##### Records to use #####
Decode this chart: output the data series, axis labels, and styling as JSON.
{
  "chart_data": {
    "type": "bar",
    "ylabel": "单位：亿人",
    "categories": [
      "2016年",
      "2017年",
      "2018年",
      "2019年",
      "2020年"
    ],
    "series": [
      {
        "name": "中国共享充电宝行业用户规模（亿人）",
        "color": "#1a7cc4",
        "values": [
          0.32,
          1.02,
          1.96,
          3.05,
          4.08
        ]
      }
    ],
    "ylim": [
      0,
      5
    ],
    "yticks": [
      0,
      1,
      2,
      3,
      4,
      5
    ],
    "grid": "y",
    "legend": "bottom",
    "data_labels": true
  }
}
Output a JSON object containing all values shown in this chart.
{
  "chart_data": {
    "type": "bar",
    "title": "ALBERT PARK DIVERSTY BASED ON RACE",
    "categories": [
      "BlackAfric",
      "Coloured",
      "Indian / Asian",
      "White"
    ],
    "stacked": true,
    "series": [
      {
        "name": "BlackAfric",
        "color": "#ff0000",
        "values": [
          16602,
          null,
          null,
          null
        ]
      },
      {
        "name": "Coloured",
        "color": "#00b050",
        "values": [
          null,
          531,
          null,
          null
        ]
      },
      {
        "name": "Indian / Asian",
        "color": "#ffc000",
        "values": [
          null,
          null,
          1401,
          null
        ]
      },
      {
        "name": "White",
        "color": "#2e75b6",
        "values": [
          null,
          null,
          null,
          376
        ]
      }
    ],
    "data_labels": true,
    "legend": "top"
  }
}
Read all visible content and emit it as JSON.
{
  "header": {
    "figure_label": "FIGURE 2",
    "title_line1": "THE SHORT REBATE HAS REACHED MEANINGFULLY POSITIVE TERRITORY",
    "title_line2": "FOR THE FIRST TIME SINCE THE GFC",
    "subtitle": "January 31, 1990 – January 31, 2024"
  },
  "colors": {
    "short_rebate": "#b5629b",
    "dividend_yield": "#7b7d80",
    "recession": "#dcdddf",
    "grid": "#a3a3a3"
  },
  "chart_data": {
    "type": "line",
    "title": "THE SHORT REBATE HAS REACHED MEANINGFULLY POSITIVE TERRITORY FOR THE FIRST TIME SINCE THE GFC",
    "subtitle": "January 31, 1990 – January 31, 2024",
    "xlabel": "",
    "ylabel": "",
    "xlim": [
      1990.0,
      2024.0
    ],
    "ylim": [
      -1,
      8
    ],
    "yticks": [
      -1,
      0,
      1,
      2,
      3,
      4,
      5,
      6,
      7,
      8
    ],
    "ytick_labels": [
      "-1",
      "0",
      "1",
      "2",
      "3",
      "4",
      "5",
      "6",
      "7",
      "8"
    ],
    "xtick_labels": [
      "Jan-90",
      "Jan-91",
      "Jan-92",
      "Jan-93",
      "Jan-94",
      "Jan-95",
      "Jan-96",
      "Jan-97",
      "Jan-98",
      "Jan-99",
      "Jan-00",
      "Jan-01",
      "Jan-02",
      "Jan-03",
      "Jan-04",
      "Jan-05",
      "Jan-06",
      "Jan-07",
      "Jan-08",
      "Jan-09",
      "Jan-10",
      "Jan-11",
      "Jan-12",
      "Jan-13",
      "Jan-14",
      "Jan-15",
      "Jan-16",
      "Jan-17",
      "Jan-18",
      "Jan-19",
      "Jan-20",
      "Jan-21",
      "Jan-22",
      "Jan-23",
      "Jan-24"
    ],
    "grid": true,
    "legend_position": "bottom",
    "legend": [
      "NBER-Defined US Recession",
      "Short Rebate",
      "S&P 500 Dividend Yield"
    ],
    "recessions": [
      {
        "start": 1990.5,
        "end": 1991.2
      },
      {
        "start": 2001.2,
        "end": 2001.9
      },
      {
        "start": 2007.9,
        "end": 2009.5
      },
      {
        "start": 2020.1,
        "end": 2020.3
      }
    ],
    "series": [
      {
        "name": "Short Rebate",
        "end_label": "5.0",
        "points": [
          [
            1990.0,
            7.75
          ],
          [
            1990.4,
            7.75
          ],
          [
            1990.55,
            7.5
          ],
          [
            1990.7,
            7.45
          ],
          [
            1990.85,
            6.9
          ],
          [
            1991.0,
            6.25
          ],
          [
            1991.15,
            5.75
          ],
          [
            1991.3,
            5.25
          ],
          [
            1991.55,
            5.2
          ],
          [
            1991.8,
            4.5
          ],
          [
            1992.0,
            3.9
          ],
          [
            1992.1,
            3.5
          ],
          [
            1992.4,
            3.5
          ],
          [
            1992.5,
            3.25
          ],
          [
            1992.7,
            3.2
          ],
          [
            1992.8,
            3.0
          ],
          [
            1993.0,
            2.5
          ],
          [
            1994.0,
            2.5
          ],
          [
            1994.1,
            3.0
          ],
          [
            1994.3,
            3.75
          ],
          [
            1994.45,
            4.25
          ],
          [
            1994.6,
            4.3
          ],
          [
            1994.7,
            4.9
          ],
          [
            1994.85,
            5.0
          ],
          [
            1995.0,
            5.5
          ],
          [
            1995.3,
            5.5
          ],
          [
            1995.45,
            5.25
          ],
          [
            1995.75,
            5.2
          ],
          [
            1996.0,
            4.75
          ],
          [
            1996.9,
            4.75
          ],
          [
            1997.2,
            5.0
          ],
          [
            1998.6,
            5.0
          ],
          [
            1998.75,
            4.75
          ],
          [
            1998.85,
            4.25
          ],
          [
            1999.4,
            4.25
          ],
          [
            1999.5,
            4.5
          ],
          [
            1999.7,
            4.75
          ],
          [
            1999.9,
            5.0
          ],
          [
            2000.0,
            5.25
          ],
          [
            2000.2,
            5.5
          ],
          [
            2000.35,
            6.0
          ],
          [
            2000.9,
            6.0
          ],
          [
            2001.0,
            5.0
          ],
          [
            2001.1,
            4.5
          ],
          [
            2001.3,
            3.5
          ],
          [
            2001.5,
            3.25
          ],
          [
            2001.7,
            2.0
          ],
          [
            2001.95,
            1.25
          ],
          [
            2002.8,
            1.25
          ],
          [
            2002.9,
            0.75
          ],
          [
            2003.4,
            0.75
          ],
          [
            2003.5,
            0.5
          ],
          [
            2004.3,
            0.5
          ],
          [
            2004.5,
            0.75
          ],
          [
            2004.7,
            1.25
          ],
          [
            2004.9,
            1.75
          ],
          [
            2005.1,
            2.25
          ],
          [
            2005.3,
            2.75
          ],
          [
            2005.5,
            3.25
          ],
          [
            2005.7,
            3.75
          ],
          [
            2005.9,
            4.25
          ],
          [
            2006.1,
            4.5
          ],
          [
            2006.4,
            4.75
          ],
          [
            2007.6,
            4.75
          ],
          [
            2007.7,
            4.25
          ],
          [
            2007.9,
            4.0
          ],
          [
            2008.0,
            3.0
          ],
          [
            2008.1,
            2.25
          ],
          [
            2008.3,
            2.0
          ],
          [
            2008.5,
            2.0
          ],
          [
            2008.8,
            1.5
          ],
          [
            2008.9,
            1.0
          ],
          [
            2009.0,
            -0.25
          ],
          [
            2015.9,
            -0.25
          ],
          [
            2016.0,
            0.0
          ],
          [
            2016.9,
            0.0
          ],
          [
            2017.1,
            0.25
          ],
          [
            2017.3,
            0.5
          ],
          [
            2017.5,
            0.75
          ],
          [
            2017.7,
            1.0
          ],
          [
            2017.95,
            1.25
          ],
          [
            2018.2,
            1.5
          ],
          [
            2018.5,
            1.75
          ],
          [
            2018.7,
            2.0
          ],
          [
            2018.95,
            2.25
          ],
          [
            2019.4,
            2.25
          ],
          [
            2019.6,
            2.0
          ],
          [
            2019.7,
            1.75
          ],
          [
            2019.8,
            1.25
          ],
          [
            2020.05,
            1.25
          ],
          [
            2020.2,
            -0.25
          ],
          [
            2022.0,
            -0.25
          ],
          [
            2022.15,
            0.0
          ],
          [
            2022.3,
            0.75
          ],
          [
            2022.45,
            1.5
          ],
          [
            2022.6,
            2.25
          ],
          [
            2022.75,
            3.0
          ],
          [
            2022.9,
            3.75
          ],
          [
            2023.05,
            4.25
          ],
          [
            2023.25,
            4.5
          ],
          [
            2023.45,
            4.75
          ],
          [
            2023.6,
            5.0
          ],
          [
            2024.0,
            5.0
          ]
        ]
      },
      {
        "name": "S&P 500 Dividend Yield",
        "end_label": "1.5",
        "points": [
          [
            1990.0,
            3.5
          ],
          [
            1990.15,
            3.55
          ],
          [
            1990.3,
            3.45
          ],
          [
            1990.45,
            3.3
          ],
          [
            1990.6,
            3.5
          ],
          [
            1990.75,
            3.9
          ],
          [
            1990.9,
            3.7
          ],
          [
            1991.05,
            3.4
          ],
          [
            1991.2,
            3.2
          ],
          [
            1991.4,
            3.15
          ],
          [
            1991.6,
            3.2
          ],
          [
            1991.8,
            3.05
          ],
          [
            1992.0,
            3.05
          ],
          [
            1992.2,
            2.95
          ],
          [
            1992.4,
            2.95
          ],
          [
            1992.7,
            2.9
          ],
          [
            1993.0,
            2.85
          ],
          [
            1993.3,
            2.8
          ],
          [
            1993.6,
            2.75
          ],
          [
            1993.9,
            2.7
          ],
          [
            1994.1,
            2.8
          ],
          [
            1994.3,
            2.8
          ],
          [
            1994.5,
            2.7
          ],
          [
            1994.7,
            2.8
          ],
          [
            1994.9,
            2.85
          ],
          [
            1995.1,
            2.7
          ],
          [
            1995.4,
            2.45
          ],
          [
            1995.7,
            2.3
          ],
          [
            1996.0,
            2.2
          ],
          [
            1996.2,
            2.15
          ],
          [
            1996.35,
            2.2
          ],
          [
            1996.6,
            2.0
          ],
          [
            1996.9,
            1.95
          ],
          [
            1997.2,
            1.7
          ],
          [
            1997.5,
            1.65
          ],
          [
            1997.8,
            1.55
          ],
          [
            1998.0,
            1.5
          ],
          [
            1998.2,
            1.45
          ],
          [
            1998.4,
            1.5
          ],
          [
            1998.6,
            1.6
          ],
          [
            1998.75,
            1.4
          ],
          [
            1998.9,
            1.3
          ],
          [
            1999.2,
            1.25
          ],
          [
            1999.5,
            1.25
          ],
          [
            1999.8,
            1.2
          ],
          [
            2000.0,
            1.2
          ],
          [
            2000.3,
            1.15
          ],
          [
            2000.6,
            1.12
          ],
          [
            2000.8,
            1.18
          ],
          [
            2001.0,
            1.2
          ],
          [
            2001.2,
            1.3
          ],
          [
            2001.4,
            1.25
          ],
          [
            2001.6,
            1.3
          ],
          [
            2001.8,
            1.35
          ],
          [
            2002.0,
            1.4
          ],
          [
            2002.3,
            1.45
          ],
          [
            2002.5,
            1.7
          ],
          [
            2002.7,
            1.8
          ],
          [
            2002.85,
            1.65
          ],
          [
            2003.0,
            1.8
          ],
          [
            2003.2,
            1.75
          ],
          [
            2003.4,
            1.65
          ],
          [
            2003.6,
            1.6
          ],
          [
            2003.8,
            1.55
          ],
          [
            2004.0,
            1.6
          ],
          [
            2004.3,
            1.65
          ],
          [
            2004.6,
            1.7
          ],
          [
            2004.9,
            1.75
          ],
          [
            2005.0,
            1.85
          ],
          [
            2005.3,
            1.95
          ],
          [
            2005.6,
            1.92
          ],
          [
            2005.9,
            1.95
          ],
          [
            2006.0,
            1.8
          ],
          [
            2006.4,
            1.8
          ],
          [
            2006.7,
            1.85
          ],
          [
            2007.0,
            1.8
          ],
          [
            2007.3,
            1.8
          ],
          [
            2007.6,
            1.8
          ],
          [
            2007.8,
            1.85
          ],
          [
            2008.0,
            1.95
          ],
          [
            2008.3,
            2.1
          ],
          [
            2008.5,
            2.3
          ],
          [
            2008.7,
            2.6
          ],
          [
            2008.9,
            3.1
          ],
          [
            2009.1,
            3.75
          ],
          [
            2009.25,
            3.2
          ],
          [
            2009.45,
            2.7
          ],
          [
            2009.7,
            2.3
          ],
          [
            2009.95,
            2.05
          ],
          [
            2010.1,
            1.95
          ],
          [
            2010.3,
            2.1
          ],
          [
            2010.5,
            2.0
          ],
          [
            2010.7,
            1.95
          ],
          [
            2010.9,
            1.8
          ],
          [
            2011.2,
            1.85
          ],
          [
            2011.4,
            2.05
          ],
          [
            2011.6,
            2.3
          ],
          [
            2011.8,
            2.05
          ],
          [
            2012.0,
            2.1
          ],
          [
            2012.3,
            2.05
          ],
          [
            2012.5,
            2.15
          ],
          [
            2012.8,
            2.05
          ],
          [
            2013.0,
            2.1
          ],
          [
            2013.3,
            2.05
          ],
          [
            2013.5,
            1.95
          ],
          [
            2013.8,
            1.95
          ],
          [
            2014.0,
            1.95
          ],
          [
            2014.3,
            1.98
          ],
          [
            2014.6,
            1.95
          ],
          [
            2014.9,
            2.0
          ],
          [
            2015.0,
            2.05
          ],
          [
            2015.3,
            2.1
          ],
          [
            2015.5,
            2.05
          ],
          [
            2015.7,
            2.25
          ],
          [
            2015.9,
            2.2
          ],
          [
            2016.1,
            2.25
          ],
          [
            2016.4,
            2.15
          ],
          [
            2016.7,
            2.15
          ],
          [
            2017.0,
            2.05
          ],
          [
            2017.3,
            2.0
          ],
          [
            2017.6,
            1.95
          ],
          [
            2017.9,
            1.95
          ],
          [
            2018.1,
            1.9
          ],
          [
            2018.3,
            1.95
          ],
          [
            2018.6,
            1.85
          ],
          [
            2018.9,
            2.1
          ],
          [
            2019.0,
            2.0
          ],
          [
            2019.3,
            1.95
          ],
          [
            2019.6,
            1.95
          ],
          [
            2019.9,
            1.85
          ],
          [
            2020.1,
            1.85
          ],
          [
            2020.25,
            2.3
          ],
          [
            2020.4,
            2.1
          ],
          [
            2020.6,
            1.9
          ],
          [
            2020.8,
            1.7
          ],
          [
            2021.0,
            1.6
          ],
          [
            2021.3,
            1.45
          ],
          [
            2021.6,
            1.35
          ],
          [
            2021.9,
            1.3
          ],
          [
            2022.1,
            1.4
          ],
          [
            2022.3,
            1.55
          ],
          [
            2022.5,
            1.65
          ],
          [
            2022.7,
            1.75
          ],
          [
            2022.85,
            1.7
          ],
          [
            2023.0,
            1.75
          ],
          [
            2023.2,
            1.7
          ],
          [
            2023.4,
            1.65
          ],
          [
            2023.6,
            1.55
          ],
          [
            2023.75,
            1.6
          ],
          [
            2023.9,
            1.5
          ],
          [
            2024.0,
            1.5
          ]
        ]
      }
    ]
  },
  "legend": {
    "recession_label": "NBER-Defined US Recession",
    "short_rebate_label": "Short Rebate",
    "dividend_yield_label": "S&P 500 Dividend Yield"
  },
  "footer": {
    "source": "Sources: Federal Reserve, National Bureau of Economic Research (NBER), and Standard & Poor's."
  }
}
#####
List the lines of the material in which the word "TIME" occurs.

Reply to the exercise:
    "title_line2": "FOR THE FIRST TIME SINCE THE GFC",
    "title": "THE SHORT REBATE HAS REACHED MEANINGFULLY POSITIVE TERRITORY FOR THE FIRST TIME SINCE THE GFC",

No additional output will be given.